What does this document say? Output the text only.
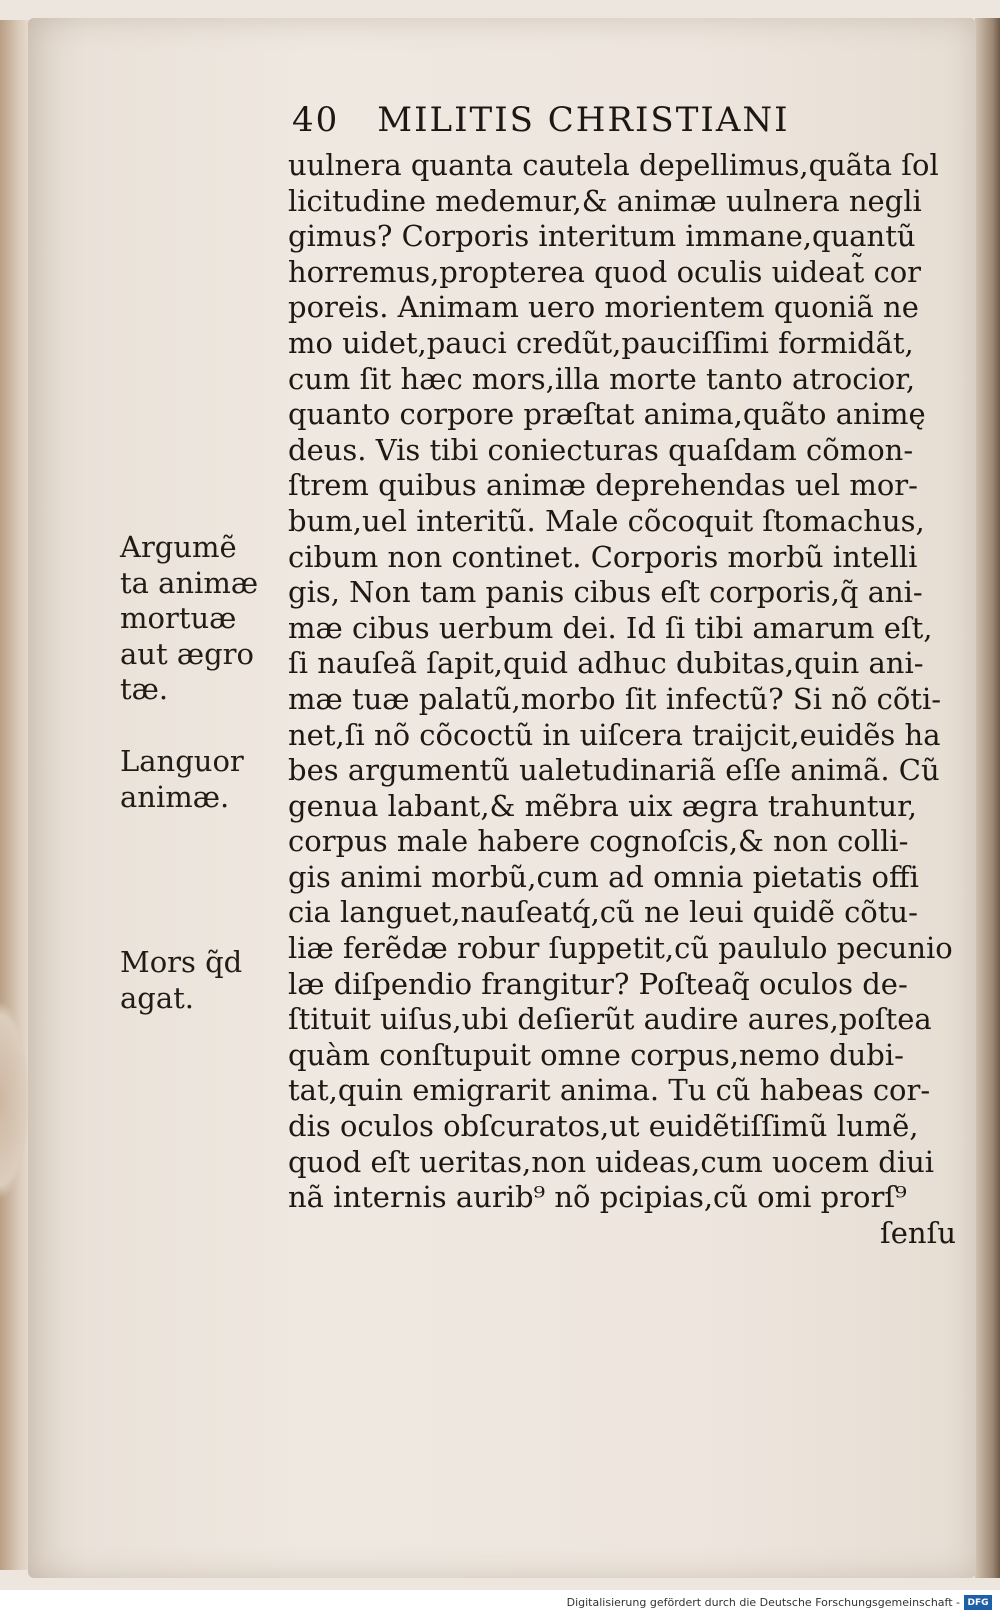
40 MILITIS CHRISTIANI
uulnera quanta cautela depellimus,quãta ſol
licitudine medemur,& animæ uulnera negli
gimus? Corporis interitum immane,quantũ
horremus,propterea quod oculis uideat̃ cor
poreis. Animam uero morientem quoniã ne
mo uidet,pauci credũt,pauciſſimi formidãt,
cum ſit hæc mors,illa morte tanto atrocior,
quanto corpore præſtat anima,quãto animę
deus. Vis tibi coniecturas quaſdam cõmon-
ſtrem quibus animæ deprehendas uel mor-
bum,uel interitũ. Male cõcoquit ſtomachus,
cibum non continet. Corporis morbũ intelli
gis, Non tam panis cibus eſt corporis,q̃ ani-
mæ cibus uerbum dei. Id ſi tibi amarum eſt,
ſi nauſeã ſapit,quid adhuc dubitas,quin ani-
mæ tuæ palatũ,morbo ſit infectũ? Si nõ cõti-
net,ſi nõ cõcoctũ in uiſcera traijcit,euidẽs ha
bes argumentũ ualetudinariã eſſe animã. Cũ
genua labant,& mẽbra uix ægra trahuntur,
corpus male habere cognoſcis,& non colli-
gis animi morbũ,cum ad omnia pietatis offi
cia languet,nauſeatq́,cũ ne leui quidẽ cõtu-
liæ ferẽdæ robur ſuppetit,cũ paululo pecunio
læ diſpendio frangitur? Poſteaq̃ oculos de-
ſtituit uiſus,ubi deſierũt audire aures,poſtea
quàm conſtupuit omne corpus,nemo dubi-
tat,quin emigrarit anima. Tu cũ habeas cor-
dis oculos obſcuratos,ut euidẽtiſſimũ lumẽ,
quod eſt ueritas,non uideas,cum uocem diui
nã internis aurib⁹ nõ pcipias,cũ omi prorſ⁹
ſenſu
Argumẽ
ta animæ
mortuæ
aut ægro
tæ.
Languor
animæ.
Mors q̃d
agat.
Digitalisierung gefördert durch die Deutsche Forschungsgemeinschaft - DFG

> What you should do
Using the material above, set down every line exactly, but skip the pictures.

> Full output
What does this document say? Output the text only.
40 MILITIS CHRISTIANI
uulnera quanta cautela depellimus,quãta ſol
licitudine medemur,& animæ uulnera negli
gimus? Corporis interitum immane,quantũ
horremus,propterea quod oculis uideat̃ cor
poreis. Animam uero morientem quoniã ne
mo uidet,pauci credũt,pauciſſimi formidãt,
cum ſit hæc mors,illa morte tanto atrocior,
quanto corpore præſtat anima,quãto animę
deus. Vis tibi coniecturas quaſdam cõmon-
ſtrem quibus animæ deprehendas uel mor-
bum,uel interitũ. Male cõcoquit ſtomachus,
cibum non continet. Corporis morbũ intelli
gis, Non tam panis cibus eſt corporis,q̃ ani-
mæ cibus uerbum dei. Id ſi tibi amarum eſt,
ſi nauſeã ſapit,quid adhuc dubitas,quin ani-
mæ tuæ palatũ,morbo ſit infectũ? Si nõ cõti-
net,ſi nõ cõcoctũ in uiſcera traijcit,euidẽs ha
bes argumentũ ualetudinariã eſſe animã. Cũ
genua labant,& mẽbra uix ægra trahuntur,
corpus male habere cognoſcis,& non colli-
gis animi morbũ,cum ad omnia pietatis offi
cia languet,nauſeatq́,cũ ne leui quidẽ cõtu-
liæ ferẽdæ robur ſuppetit,cũ paululo pecunio
læ diſpendio frangitur? Poſteaq̃ oculos de-
ſtituit uiſus,ubi deſierũt audire aures,poſtea
quàm conſtupuit omne corpus,nemo dubi-
tat,quin emigrarit anima. Tu cũ habeas cor-
dis oculos obſcuratos,ut euidẽtiſſimũ lumẽ,
quod eſt ueritas,non uideas,cum uocem diui
nã internis aurib⁹ nõ pcipias,cũ omi prorſ⁹
ſenſu
Argumẽ
ta animæ
mortuæ
aut ægro
tæ.
Languor
animæ.
Mors q̃d
agat.
Digitalisierung gefördert durch die Deutsche Forschungsgemeinschaft - DFG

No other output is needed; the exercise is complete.